Sift the listing for lines that hold the string "Manipulation" and pull them out.

[Collected data entries]
========

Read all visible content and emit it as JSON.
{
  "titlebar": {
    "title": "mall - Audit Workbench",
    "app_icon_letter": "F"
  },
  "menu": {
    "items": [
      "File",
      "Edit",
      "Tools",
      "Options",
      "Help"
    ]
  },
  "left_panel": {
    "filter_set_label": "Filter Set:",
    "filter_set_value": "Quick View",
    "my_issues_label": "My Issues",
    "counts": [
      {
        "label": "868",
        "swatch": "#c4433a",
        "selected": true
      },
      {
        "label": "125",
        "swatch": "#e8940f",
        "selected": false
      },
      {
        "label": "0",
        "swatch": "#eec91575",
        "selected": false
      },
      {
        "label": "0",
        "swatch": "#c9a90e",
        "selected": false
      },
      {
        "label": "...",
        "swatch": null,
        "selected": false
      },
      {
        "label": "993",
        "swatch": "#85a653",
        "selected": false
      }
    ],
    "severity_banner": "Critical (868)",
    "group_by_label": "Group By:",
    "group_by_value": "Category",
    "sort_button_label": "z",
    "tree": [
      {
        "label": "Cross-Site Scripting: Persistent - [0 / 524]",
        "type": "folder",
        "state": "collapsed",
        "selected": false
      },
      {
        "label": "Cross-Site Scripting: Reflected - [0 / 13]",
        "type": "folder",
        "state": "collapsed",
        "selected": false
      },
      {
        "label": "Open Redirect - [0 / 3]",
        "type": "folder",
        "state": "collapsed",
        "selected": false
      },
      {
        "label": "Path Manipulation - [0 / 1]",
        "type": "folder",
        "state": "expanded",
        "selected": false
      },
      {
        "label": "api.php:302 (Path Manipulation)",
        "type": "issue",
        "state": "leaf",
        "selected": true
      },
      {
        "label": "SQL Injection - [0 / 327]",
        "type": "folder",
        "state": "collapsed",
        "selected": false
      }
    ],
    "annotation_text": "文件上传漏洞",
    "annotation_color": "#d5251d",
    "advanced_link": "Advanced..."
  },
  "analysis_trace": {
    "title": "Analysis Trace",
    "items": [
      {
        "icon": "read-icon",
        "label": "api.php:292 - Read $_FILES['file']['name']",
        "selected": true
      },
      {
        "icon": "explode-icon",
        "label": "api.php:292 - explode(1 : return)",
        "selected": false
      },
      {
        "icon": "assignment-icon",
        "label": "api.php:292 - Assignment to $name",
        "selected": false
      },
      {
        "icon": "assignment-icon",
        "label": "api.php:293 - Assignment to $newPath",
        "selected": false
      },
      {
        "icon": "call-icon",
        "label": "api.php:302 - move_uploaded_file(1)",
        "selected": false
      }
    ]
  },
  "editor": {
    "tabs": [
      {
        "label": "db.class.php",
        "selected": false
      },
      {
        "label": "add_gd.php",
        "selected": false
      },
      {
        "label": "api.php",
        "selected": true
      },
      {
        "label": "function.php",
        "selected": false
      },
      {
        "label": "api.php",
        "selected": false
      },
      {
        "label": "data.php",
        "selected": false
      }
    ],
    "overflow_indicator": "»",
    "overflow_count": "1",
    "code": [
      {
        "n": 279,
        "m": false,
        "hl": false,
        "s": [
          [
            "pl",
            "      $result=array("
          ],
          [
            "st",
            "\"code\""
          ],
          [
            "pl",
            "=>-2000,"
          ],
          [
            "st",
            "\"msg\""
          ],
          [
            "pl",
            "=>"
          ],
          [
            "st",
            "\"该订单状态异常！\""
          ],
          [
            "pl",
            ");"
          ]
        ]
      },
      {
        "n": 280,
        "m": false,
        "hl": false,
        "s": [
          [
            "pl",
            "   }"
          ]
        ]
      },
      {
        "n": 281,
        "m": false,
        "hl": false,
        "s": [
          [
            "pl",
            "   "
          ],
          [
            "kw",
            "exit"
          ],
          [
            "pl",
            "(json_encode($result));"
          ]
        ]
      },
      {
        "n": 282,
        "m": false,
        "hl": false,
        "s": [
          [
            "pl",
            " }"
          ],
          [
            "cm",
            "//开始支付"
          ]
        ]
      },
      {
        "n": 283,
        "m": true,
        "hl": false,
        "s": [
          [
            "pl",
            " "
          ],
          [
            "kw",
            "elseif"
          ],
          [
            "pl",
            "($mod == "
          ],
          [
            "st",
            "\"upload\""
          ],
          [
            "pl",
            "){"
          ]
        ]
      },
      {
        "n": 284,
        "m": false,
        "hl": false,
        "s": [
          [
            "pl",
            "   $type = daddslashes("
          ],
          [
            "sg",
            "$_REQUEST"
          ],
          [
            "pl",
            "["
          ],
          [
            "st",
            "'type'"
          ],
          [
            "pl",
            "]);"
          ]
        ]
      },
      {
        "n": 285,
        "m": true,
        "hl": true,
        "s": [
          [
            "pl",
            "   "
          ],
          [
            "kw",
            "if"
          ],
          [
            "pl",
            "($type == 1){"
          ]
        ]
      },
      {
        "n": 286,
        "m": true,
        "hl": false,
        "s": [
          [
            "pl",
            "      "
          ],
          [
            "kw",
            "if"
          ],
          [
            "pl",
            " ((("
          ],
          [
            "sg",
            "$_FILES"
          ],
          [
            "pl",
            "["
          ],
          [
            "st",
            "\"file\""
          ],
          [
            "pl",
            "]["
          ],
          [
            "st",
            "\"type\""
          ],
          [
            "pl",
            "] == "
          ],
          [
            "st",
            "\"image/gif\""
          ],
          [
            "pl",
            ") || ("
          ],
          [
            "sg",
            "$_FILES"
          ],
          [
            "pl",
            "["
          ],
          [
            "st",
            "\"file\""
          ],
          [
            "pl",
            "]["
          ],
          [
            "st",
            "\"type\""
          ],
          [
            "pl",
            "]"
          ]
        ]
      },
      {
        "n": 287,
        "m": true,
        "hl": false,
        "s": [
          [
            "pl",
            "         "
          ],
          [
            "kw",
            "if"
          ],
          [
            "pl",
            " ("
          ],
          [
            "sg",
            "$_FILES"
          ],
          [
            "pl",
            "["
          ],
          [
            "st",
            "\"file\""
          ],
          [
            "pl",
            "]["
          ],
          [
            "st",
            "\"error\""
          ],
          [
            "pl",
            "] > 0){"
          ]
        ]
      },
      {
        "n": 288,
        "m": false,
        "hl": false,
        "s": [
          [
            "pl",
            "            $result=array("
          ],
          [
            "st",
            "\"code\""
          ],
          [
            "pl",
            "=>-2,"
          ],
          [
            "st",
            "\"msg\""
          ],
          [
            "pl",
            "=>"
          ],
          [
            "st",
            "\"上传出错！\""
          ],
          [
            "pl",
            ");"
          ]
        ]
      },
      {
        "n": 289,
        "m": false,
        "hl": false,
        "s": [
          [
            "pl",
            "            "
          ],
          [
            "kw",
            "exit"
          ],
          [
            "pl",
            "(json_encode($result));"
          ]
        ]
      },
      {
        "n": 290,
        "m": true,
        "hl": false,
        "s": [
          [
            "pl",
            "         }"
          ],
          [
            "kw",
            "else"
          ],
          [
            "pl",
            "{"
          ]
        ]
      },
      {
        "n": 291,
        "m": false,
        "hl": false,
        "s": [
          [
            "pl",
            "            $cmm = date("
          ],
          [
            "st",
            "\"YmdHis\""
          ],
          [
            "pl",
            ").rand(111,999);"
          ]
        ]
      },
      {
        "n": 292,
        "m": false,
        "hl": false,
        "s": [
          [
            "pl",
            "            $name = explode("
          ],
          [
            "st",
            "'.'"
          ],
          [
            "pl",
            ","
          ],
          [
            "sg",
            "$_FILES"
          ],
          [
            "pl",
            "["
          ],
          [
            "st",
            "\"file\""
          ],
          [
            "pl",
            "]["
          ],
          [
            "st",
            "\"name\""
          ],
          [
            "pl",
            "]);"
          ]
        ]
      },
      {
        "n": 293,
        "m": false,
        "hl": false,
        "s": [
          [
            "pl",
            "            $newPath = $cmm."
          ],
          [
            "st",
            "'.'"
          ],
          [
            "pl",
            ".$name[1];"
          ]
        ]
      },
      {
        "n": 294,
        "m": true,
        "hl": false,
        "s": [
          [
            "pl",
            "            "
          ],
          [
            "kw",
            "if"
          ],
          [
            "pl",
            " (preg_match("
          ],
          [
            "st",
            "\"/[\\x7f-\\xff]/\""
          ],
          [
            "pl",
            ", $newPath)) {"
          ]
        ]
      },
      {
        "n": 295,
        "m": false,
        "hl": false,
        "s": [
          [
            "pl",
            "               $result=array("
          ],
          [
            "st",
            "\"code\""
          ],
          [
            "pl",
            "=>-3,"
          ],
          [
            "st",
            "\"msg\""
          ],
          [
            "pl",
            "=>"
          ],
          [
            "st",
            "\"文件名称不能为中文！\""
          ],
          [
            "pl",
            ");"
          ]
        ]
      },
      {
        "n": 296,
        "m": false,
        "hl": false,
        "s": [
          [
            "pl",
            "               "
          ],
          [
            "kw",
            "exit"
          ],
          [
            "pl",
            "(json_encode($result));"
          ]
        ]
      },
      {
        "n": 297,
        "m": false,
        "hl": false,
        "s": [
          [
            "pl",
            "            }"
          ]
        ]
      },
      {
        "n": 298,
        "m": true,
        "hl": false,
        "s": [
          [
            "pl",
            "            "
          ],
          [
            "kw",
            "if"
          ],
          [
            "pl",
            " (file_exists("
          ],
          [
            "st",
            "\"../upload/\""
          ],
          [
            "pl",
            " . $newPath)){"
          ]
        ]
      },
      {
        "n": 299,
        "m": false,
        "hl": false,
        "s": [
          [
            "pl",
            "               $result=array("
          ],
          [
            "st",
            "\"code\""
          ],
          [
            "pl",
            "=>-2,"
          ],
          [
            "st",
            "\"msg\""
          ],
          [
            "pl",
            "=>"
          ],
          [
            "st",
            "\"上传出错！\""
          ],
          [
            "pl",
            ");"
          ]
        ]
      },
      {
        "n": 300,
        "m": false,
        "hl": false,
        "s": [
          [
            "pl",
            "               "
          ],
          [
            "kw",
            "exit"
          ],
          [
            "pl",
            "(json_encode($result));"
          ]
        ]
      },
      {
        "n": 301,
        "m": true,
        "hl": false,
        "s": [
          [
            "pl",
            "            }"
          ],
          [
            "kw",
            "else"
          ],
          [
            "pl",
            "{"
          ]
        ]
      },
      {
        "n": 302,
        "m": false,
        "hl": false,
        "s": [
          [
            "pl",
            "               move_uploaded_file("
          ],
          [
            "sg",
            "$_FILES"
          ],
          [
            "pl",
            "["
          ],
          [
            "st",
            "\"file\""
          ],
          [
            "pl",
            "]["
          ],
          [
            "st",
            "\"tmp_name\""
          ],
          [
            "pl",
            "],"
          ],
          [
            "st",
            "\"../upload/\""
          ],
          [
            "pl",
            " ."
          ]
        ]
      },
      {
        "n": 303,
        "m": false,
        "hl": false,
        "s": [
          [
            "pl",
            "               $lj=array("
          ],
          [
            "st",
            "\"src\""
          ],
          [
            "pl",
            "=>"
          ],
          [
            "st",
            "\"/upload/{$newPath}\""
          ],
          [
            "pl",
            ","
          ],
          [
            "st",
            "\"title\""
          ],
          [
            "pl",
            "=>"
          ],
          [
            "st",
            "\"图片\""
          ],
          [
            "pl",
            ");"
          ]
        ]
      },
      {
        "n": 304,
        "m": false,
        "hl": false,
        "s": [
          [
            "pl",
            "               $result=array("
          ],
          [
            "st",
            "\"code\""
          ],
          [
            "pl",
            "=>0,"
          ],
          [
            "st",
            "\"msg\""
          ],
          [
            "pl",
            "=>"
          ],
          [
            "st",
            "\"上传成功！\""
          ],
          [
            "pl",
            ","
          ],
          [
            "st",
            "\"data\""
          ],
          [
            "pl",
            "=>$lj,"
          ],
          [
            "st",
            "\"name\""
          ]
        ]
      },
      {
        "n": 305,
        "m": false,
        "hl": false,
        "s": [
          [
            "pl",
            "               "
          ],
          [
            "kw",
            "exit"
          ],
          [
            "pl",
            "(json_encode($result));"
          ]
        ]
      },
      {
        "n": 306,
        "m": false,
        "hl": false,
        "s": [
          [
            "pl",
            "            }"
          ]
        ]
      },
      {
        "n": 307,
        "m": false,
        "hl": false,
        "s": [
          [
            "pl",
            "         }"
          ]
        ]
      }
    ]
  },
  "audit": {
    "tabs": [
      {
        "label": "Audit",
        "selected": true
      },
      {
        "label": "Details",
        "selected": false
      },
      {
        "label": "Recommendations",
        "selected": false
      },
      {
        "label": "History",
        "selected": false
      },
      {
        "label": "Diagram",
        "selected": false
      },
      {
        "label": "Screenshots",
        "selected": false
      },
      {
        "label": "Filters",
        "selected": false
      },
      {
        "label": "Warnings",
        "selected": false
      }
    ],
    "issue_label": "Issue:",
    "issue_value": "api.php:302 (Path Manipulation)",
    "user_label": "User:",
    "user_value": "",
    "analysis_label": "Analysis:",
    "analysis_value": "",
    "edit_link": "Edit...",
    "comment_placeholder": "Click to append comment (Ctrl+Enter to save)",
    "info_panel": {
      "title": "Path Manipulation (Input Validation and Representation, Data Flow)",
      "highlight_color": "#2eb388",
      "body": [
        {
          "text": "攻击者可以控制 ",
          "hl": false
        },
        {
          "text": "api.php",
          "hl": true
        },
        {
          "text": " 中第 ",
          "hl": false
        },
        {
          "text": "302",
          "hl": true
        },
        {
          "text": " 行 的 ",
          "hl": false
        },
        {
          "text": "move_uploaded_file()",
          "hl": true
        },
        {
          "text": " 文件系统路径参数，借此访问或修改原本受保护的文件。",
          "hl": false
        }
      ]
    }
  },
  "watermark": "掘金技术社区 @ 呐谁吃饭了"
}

========

### Exercise response
        "label": "Path Manipulation - [0 / 1]",
        "label": "api.php:302 (Path Manipulation)",
    "issue_value": "api.php:302 (Path Manipulation)",
      "title": "Path Manipulation (Input Validation and Representation, Data Flow)",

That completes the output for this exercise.